### Requirements:
Write the entries below out again exactly; any picture in them stays out.
────────
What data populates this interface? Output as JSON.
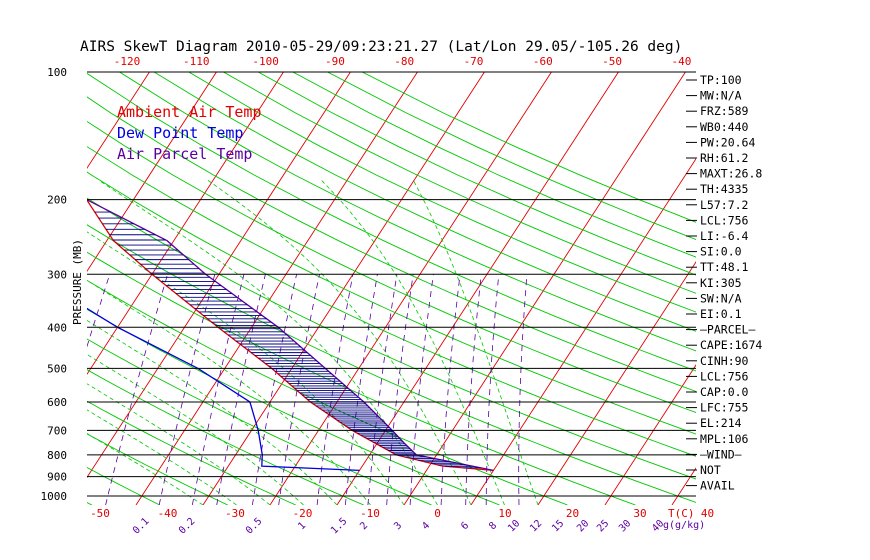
{
  "title": "AIRS SkewT Diagram 2010-05-29/09:23:21.27 (Lat/Lon 29.05/-105.26 deg)",
  "y_axis_label": "PRESSURE (MB)",
  "x_axis_unit_label": "T(C)",
  "mixing_ratio_unit_label": "g(g/kg)",
  "legend": [
    {
      "label": "Ambient Air Temp",
      "color": "#e00000"
    },
    {
      "label": "Dew Point Temp",
      "color": "#0000e0"
    },
    {
      "label": "Air Parcel Temp",
      "color": "#5a00a0"
    }
  ],
  "colors": {
    "isotherm": "#e00000",
    "dry_adiabat": "#00c800",
    "moist_adiabat": "#00c800",
    "mixing_ratio": "#5a00a0",
    "isobar": "#000000",
    "temperature": "#e00000",
    "dewpoint": "#0000e0",
    "parcel": "#5a00a0",
    "cape_hatch": "#000080"
  },
  "indices": [
    "TP:100",
    "MW:N/A",
    "FRZ:589",
    "WB0:440",
    "PW:20.64",
    "RH:61.2",
    "MAXT:26.8",
    "TH:4335",
    "L57:7.2",
    "LCL:756",
    "LI:-6.4",
    "SI:0.0",
    "TT:48.1",
    "KI:305",
    "SW:N/A",
    "EI:0.1",
    "PARCEL",
    "CAPE:1674",
    "CINH:90",
    "LCL:756",
    "CAP:0.0",
    "LFC:755",
    "EL:214",
    "MPL:106",
    "WIND",
    "NOT",
    "AVAIL"
  ],
  "chart_data": {
    "type": "line",
    "title": "AIRS SkewT Diagram 2010-05-29/09:23:21.27 (Lat/Lon 29.05/-105.26 deg)",
    "ylabel": "PRESSURE (MB)",
    "xlabel": "T(C)",
    "y_scale": "log",
    "y_range_hPa": [
      1050,
      100
    ],
    "pressure_levels": [
      100,
      200,
      300,
      400,
      500,
      600,
      700,
      800,
      900,
      1000
    ],
    "pressure_tick_labels": [
      "100",
      "200",
      "300",
      "400",
      "500",
      "600",
      "700",
      "800",
      "900",
      "1000"
    ],
    "top_temperature_ticks": [
      -120,
      -110,
      -100,
      -90,
      -80,
      -70,
      -60,
      -50,
      -40
    ],
    "top_temperature_tick_labels": [
      "-120",
      "-110",
      "-100",
      "-90",
      "-80",
      "-70",
      "-60",
      "-50",
      "-40"
    ],
    "bottom_temperature_ticks": [
      -50,
      -40,
      -30,
      -20,
      -10,
      0,
      10,
      20,
      30,
      40
    ],
    "bottom_temperature_tick_labels": [
      "-50",
      "-40",
      "-30",
      "-20",
      "-10",
      "0",
      "10",
      "20",
      "30",
      "40"
    ],
    "mixing_ratio_lines_gkg": [
      0.1,
      0.2,
      0.5,
      1,
      1.5,
      2,
      3,
      4,
      6,
      8,
      10,
      12,
      15,
      20,
      25,
      30,
      40
    ],
    "mixing_ratio_labels": [
      "0.1",
      "0.2",
      "0.5",
      "1",
      "1.5",
      "2",
      "3",
      "4",
      "6",
      "8",
      "10",
      "12",
      "15",
      "20",
      "25",
      "30",
      "40"
    ],
    "grid": true,
    "legend_position": "top-left",
    "series": [
      {
        "name": "Ambient Air Temp",
        "pressure_hPa": [
          100,
          150,
          200,
          250,
          300,
          400,
          500,
          600,
          700,
          800,
          850,
          870
        ],
        "temperature_C": [
          -72,
          -69,
          -57,
          -49,
          -40,
          -25,
          -13,
          -4,
          5,
          14,
          22,
          30
        ]
      },
      {
        "name": "Dew Point Temp",
        "pressure_hPa": [
          100,
          150,
          250,
          300,
          400,
          500,
          600,
          700,
          800,
          850,
          870
        ],
        "temperature_C": [
          -96,
          -86,
          -70,
          -58,
          -40,
          -24,
          -13,
          -9,
          -6,
          -5,
          10
        ]
      },
      {
        "name": "Air Parcel Temp",
        "pressure_hPa": [
          100,
          150,
          200,
          250,
          300,
          400,
          500,
          600,
          700,
          750,
          800,
          870
        ],
        "temperature_C": [
          -90,
          -71,
          -57,
          -41,
          -32,
          -16,
          -5,
          4,
          11,
          14,
          17,
          30
        ]
      }
    ]
  }
}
────────
### The result:
What data populates this interface? Output as JSON.
{
  "title": "AIRS SkewT Diagram 2010-05-29/09:23:21.27 (Lat/Lon 29.05/-105.26 deg)",
  "y_axis_label": "PRESSURE (MB)",
  "x_axis_unit_label": "T(C)",
  "mixing_ratio_unit_label": "g(g/kg)",
  "legend": [
    {
      "label": "Ambient Air Temp",
      "color": "#e00000"
    },
    {
      "label": "Dew Point Temp",
      "color": "#0000e0"
    },
    {
      "label": "Air Parcel Temp",
      "color": "#5a00a0"
    }
  ],
  "colors": {
    "isotherm": "#e00000",
    "dry_adiabat": "#00c800",
    "moist_adiabat": "#00c800",
    "mixing_ratio": "#5a00a0",
    "isobar": "#000000",
    "temperature": "#e00000",
    "dewpoint": "#0000e0",
    "parcel": "#5a00a0",
    "cape_hatch": "#000080"
  },
  "indices": [
    "TP:100",
    "MW:N/A",
    "FRZ:589",
    "WB0:440",
    "PW:20.64",
    "RH:61.2",
    "MAXT:26.8",
    "TH:4335",
    "L57:7.2",
    "LCL:756",
    "LI:-6.4",
    "SI:0.0",
    "TT:48.1",
    "KI:305",
    "SW:N/A",
    "EI:0.1",
    "PARCEL",
    "CAPE:1674",
    "CINH:90",
    "LCL:756",
    "CAP:0.0",
    "LFC:755",
    "EL:214",
    "MPL:106",
    "WIND",
    "NOT",
    "AVAIL"
  ],
  "chart_data": {
    "type": "line",
    "title": "AIRS SkewT Diagram 2010-05-29/09:23:21.27 (Lat/Lon 29.05/-105.26 deg)",
    "ylabel": "PRESSURE (MB)",
    "xlabel": "T(C)",
    "y_scale": "log",
    "y_range_hPa": [
      1050,
      100
    ],
    "pressure_levels": [
      100,
      200,
      300,
      400,
      500,
      600,
      700,
      800,
      900,
      1000
    ],
    "pressure_tick_labels": [
      "100",
      "200",
      "300",
      "400",
      "500",
      "600",
      "700",
      "800",
      "900",
      "1000"
    ],
    "top_temperature_ticks": [
      -120,
      -110,
      -100,
      -90,
      -80,
      -70,
      -60,
      -50,
      -40
    ],
    "top_temperature_tick_labels": [
      "-120",
      "-110",
      "-100",
      "-90",
      "-80",
      "-70",
      "-60",
      "-50",
      "-40"
    ],
    "bottom_temperature_ticks": [
      -50,
      -40,
      -30,
      -20,
      -10,
      0,
      10,
      20,
      30,
      40
    ],
    "bottom_temperature_tick_labels": [
      "-50",
      "-40",
      "-30",
      "-20",
      "-10",
      "0",
      "10",
      "20",
      "30",
      "40"
    ],
    "mixing_ratio_lines_gkg": [
      0.1,
      0.2,
      0.5,
      1,
      1.5,
      2,
      3,
      4,
      6,
      8,
      10,
      12,
      15,
      20,
      25,
      30,
      40
    ],
    "mixing_ratio_labels": [
      "0.1",
      "0.2",
      "0.5",
      "1",
      "1.5",
      "2",
      "3",
      "4",
      "6",
      "8",
      "10",
      "12",
      "15",
      "20",
      "25",
      "30",
      "40"
    ],
    "grid": true,
    "legend_position": "top-left",
    "series": [
      {
        "name": "Ambient Air Temp",
        "pressure_hPa": [
          100,
          150,
          200,
          250,
          300,
          400,
          500,
          600,
          700,
          800,
          850,
          870
        ],
        "temperature_C": [
          -72,
          -69,
          -57,
          -49,
          -40,
          -25,
          -13,
          -4,
          5,
          14,
          22,
          30
        ]
      },
      {
        "name": "Dew Point Temp",
        "pressure_hPa": [
          100,
          150,
          250,
          300,
          400,
          500,
          600,
          700,
          800,
          850,
          870
        ],
        "temperature_C": [
          -96,
          -86,
          -70,
          -58,
          -40,
          -24,
          -13,
          -9,
          -6,
          -5,
          10
        ]
      },
      {
        "name": "Air Parcel Temp",
        "pressure_hPa": [
          100,
          150,
          200,
          250,
          300,
          400,
          500,
          600,
          700,
          750,
          800,
          870
        ],
        "temperature_C": [
          -90,
          -71,
          -57,
          -41,
          -32,
          -16,
          -5,
          4,
          11,
          14,
          17,
          30
        ]
      }
    ]
  }
}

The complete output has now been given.